Report the count of lines containing the word "inspections" in the entries below, and nothing more.

--- Start of Dataset ---

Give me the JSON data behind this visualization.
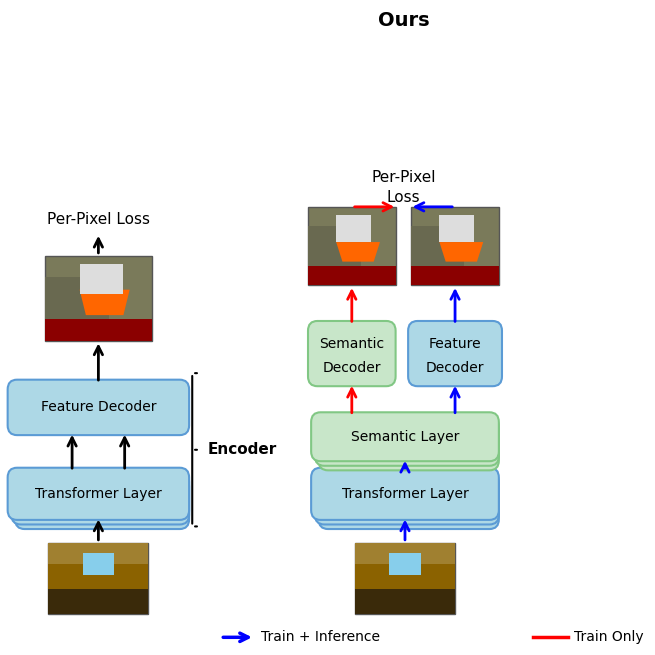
{
  "title": "Ours",
  "left_title": "",
  "box_light_blue": "#ADD8E6",
  "box_light_green": "#C8E6C9",
  "box_border_blue": "#5B9BD5",
  "box_border_green": "#81C784",
  "arrow_blue": "#0000FF",
  "arrow_red": "#FF0000",
  "arrow_black": "#000000",
  "encoder_label": "Encoder",
  "legend_blue": "Train + Inference",
  "legend_red": "Train Only"
}
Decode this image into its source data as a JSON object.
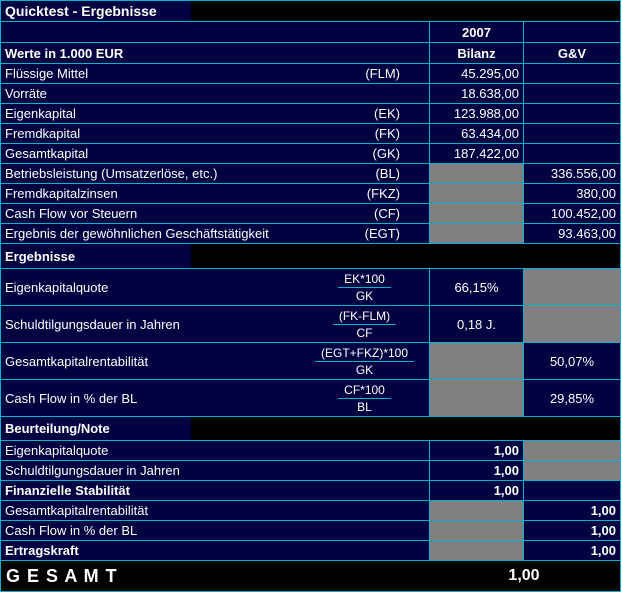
{
  "title": "Quicktest - Ergebnisse",
  "header": {
    "year": "2007",
    "unit_label": "Werte in 1.000 EUR",
    "col_bilanz": "Bilanz",
    "col_gv": "G&V"
  },
  "values_section": {
    "rows": [
      {
        "label": "Flüssige Mittel",
        "code": "(FLM)",
        "bilanz": "45.295,00"
      },
      {
        "label": "Vorräte",
        "bilanz": "18.638,00"
      },
      {
        "label": "Eigenkapital",
        "code": "(EK)",
        "bilanz": "123.988,00"
      },
      {
        "label": "Fremdkapital",
        "code": "(FK)",
        "bilanz": "63.434,00"
      },
      {
        "label": "Gesamtkapital",
        "code": "(GK)",
        "bilanz": "187.422,00"
      },
      {
        "label": "Betriebsleistung (Umsatzerlöse, etc.)",
        "code": "(BL)",
        "gv": "336.556,00"
      },
      {
        "label": "Fremdkapitalzinsen",
        "code": "(FKZ)",
        "gv": "380,00"
      },
      {
        "label": "Cash Flow vor Steuern",
        "code": "(CF)",
        "gv": "100.452,00"
      },
      {
        "label": "Ergebnis der gewöhnlichen Geschäftstätigkeit",
        "code": "(EGT)",
        "gv": "93.463,00"
      }
    ]
  },
  "results_section": {
    "heading": "Ergebnisse",
    "rows": [
      {
        "label": "Eigenkapitalquote",
        "numerator": "EK*100",
        "denominator": "GK",
        "bilanz": "66,15%"
      },
      {
        "label": "Schuldtilgungsdauer in Jahren",
        "numerator": "(FK-FLM)",
        "denominator": "CF",
        "bilanz": "0,18 J."
      },
      {
        "label": "Gesamtkapitalrentabilität",
        "numerator": "(EGT+FKZ)*100",
        "denominator": "GK",
        "gv": "50,07%"
      },
      {
        "label": "Cash Flow in % der BL",
        "numerator": "CF*100",
        "denominator": "BL",
        "gv": "29,85%"
      }
    ]
  },
  "rating_section": {
    "heading": "Beurteilung/Note",
    "rows": [
      {
        "label": "Eigenkapitalquote",
        "bilanz": "1,00"
      },
      {
        "label": "Schuldtilgungsdauer in Jahren",
        "bilanz": "1,00"
      },
      {
        "label": "Finanzielle Stabilität",
        "bilanz": "1,00"
      },
      {
        "label": "Gesamtkapitalrentabilität",
        "gv": "1,00"
      },
      {
        "label": "Cash Flow in % der BL",
        "gv": "1,00"
      },
      {
        "label": "Ertragskraft",
        "gv": "1,00"
      }
    ]
  },
  "total": {
    "label": "G E S A M T",
    "value": "1,00"
  },
  "colors": {
    "background": "#000040",
    "grid_line": "#00b0d0",
    "disabled_cell": "#808080",
    "section_band": "#000000",
    "text": "#ffffff"
  }
}
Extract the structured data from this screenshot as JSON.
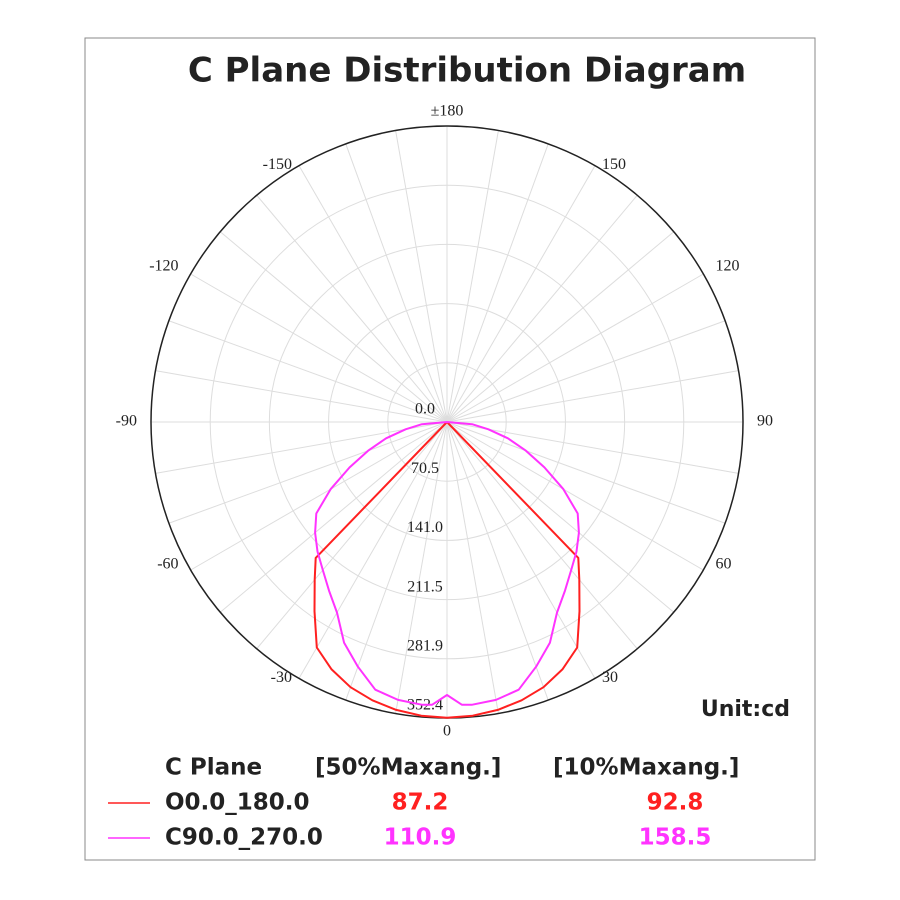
{
  "chart_data": {
    "type": "polar",
    "title": "C Plane Distribution Diagram",
    "unit_label": "Unit:cd",
    "rlim": [
      0,
      352.4
    ],
    "rticks": [
      {
        "value": 0,
        "label": "0.0"
      },
      70.5,
      {
        "value": 141.0,
        "label": "141.0"
      },
      211.5,
      281.9,
      352.4
    ],
    "thetaticks": [
      {
        "value": 180,
        "label": "±180"
      },
      -150,
      -120,
      -90,
      -60,
      -30,
      0,
      30,
      60,
      90,
      120,
      150
    ],
    "theta_grid_step": 10,
    "grid": true,
    "series": [
      {
        "name": "O0.0_180.0",
        "color": "#ff2020",
        "theta": [
          -90,
          -80,
          -70,
          -60,
          -50,
          -45,
          -44,
          -40,
          -35,
          -30,
          -25,
          -20,
          -15,
          -10,
          -5,
          0,
          5,
          10,
          15,
          20,
          25,
          30,
          35,
          40,
          44,
          45,
          50,
          60,
          70,
          80,
          90
        ],
        "values": [
          0,
          0,
          0,
          0,
          0,
          0,
          225,
          245,
          275,
          310,
          325,
          336,
          343,
          348,
          351,
          352,
          351,
          348,
          343,
          336,
          325,
          310,
          275,
          245,
          225,
          0,
          0,
          0,
          0,
          0,
          0
        ]
      },
      {
        "name": "C90.0_270.0",
        "color": "#ff33ff",
        "theta": [
          -90,
          -85,
          -80,
          -75,
          -70,
          -65,
          -60,
          -55,
          -50,
          -45,
          -40,
          -35,
          -30,
          -25,
          -20,
          -15,
          -10,
          -5,
          -3,
          0,
          3,
          5,
          10,
          15,
          20,
          25,
          30,
          35,
          40,
          45,
          50,
          55,
          60,
          65,
          70,
          75,
          80,
          85,
          90
        ],
        "values": [
          0,
          30,
          50,
          75,
          100,
          128,
          160,
          190,
          205,
          218,
          230,
          245,
          262,
          290,
          310,
          330,
          336,
          338,
          337,
          325,
          337,
          338,
          336,
          330,
          310,
          290,
          262,
          245,
          230,
          218,
          205,
          190,
          160,
          128,
          100,
          75,
          50,
          30,
          0
        ]
      }
    ],
    "table": {
      "header": [
        "C Plane",
        "[50%Maxang.]",
        "[10%Maxang.]"
      ],
      "rows": [
        [
          "O0.0_180.0",
          87.2,
          92.8
        ],
        [
          "C90.0_270.0",
          110.9,
          158.5
        ]
      ]
    }
  }
}
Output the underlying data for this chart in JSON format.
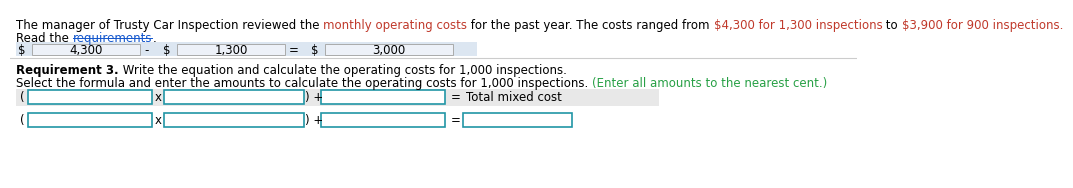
{
  "line1_text": "The manager of Trusty Car Inspection reviewed the ",
  "line1_highlight": "monthly operating costs",
  "line1_text2": " for the past year. The costs ranged from ",
  "line1_highlight2": "$4,300 for 1,300 inspections",
  "line1_text3": " to ",
  "line1_highlight3": "$3,900 for 900 inspections.",
  "read_text": "Read the ",
  "req_link": "requirements",
  "req_dot": ".",
  "req3_bold": "Requirement 3.",
  "req3_text": " Write the equation and calculate the operating costs for 1,000 inspections.",
  "select_text": "Select the formula and enter the amounts to calculate the operating costs for 1,000 inspections. ",
  "select_green": "(Enter all amounts to the nearest cent.)",
  "row1_label": "Total mixed cost",
  "bg_color": "#ffffff",
  "box_border_color": "#2196A6",
  "box_fill": "#ffffff",
  "row_bg": "#dce6f1",
  "shaded_bg": "#e8e8e8",
  "text_color": "#000000",
  "highlight_color": "#c0392b",
  "link_color": "#1155cc",
  "green_color": "#27a045",
  "font_size": 8.5
}
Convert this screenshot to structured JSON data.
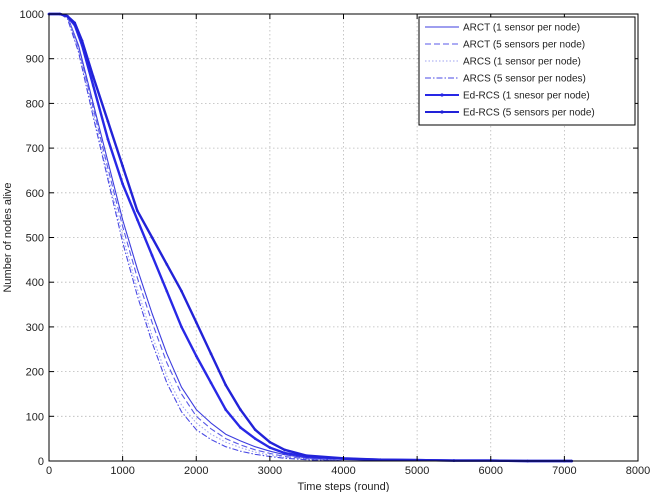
{
  "chart_data": {
    "type": "line",
    "title": "",
    "xlabel": "Time steps (round)",
    "ylabel": "Number of nodes alive",
    "xlim": [
      0,
      8000
    ],
    "ylim": [
      0,
      1000
    ],
    "xticks": [
      "0",
      "1000",
      "2000",
      "3000",
      "4000",
      "5000",
      "6000",
      "7000",
      "8000"
    ],
    "yticks": [
      "0",
      "100",
      "200",
      "300",
      "400",
      "500",
      "600",
      "700",
      "800",
      "900",
      "1000"
    ],
    "grid": true,
    "legend_position": "top-right",
    "colors": {
      "series": "#2828e6",
      "light": "#9fa3f0",
      "axis": "#000000",
      "grid": "#b8b8b8"
    },
    "series": [
      {
        "name": "ARCT (1 sensor per node)",
        "style": "solid",
        "weight": "thin",
        "color": "#3d3ddf",
        "x": [
          0,
          150,
          250,
          400,
          600,
          800,
          1000,
          1200,
          1400,
          1600,
          1800,
          2000,
          2200,
          2400,
          2600,
          2800,
          3000,
          3200,
          3500,
          3800,
          4000
        ],
        "y": [
          1000,
          1000,
          995,
          930,
          800,
          670,
          540,
          430,
          330,
          240,
          165,
          115,
          85,
          60,
          45,
          32,
          22,
          14,
          7,
          3,
          0
        ]
      },
      {
        "name": "ARCT (5 sensors per node)",
        "style": "dashed",
        "weight": "thin",
        "color": "#5a5ae8",
        "x": [
          0,
          150,
          250,
          400,
          600,
          800,
          1000,
          1200,
          1400,
          1600,
          1800,
          2000,
          2200,
          2400,
          2600,
          2800,
          3000,
          3200,
          3500,
          3800,
          4000
        ],
        "y": [
          1000,
          1000,
          995,
          925,
          790,
          655,
          525,
          410,
          310,
          220,
          150,
          100,
          72,
          50,
          36,
          25,
          17,
          10,
          5,
          2,
          0
        ]
      },
      {
        "name": "ARCS (1 sensor per node)",
        "style": "dotted",
        "weight": "thin",
        "color": "#9fa3f0",
        "x": [
          0,
          150,
          250,
          400,
          600,
          800,
          1000,
          1200,
          1400,
          1600,
          1800,
          2000,
          2200,
          2400,
          2600,
          2800,
          3000,
          3200,
          3500,
          3800,
          4000
        ],
        "y": [
          1000,
          1000,
          995,
          920,
          780,
          640,
          505,
          385,
          280,
          190,
          125,
          85,
          60,
          42,
          30,
          20,
          13,
          8,
          4,
          2,
          0
        ]
      },
      {
        "name": "ARCS (5 sensor per nodes)",
        "style": "dashdot",
        "weight": "thin",
        "color": "#4848e4",
        "x": [
          0,
          150,
          250,
          400,
          600,
          800,
          1000,
          1200,
          1400,
          1600,
          1800,
          2000,
          2200,
          2400,
          2600,
          2800,
          3000,
          3200,
          3500,
          3800,
          4000
        ],
        "y": [
          1000,
          1000,
          990,
          915,
          770,
          630,
          490,
          370,
          265,
          175,
          110,
          70,
          48,
          32,
          22,
          15,
          10,
          6,
          3,
          1,
          0
        ]
      },
      {
        "name": "Ed-RCS (1 snesor per node)",
        "style": "solid",
        "weight": "thick",
        "color": "#2828e6",
        "x": [
          0,
          150,
          250,
          350,
          450,
          600,
          800,
          1000,
          1200,
          1400,
          1600,
          1800,
          2000,
          2200,
          2400,
          2600,
          2800,
          3000,
          3200,
          3500,
          4000,
          4500,
          5000,
          5500,
          6000,
          6500,
          7000,
          7100
        ],
        "y": [
          1000,
          1000,
          995,
          975,
          930,
          840,
          720,
          620,
          540,
          460,
          380,
          300,
          235,
          175,
          115,
          75,
          50,
          30,
          18,
          10,
          5,
          3,
          2,
          1,
          1,
          0,
          0,
          0
        ]
      },
      {
        "name": "Ed-RCS (5 sensors per node)",
        "style": "solid",
        "weight": "thick",
        "color": "#2222d8",
        "x": [
          0,
          150,
          250,
          350,
          450,
          600,
          800,
          1000,
          1200,
          1400,
          1600,
          1800,
          2000,
          2200,
          2400,
          2600,
          2800,
          3000,
          3200,
          3500,
          4000,
          4500,
          5000,
          5500,
          6000,
          6500,
          7000,
          7100
        ],
        "y": [
          1000,
          1000,
          995,
          980,
          940,
          860,
          760,
          660,
          560,
          500,
          440,
          380,
          310,
          240,
          170,
          115,
          70,
          42,
          25,
          12,
          6,
          3,
          2,
          1,
          1,
          0,
          0,
          0
        ]
      }
    ]
  }
}
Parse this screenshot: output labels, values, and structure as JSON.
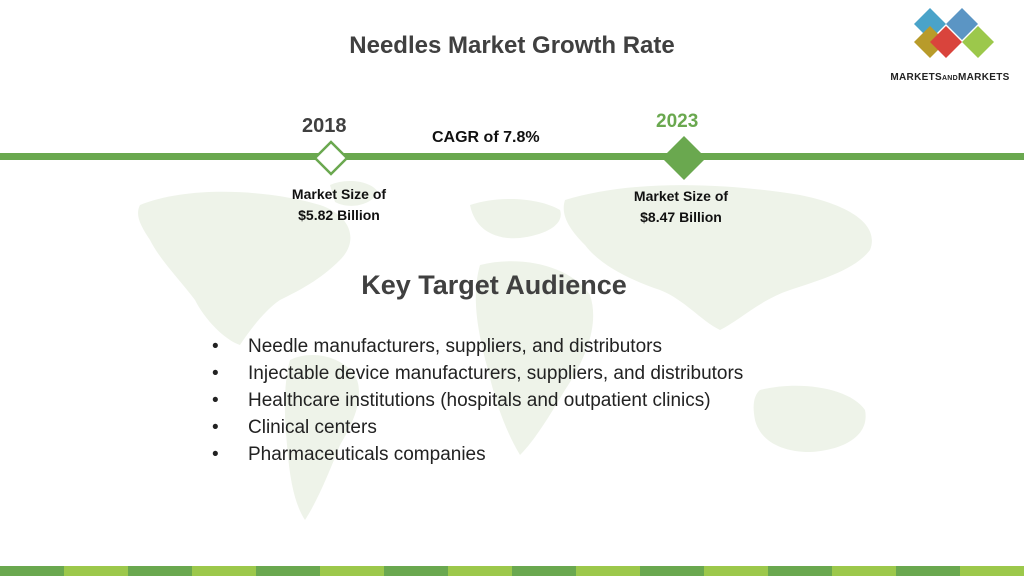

--- End of Dataset ---

◆ Solution
4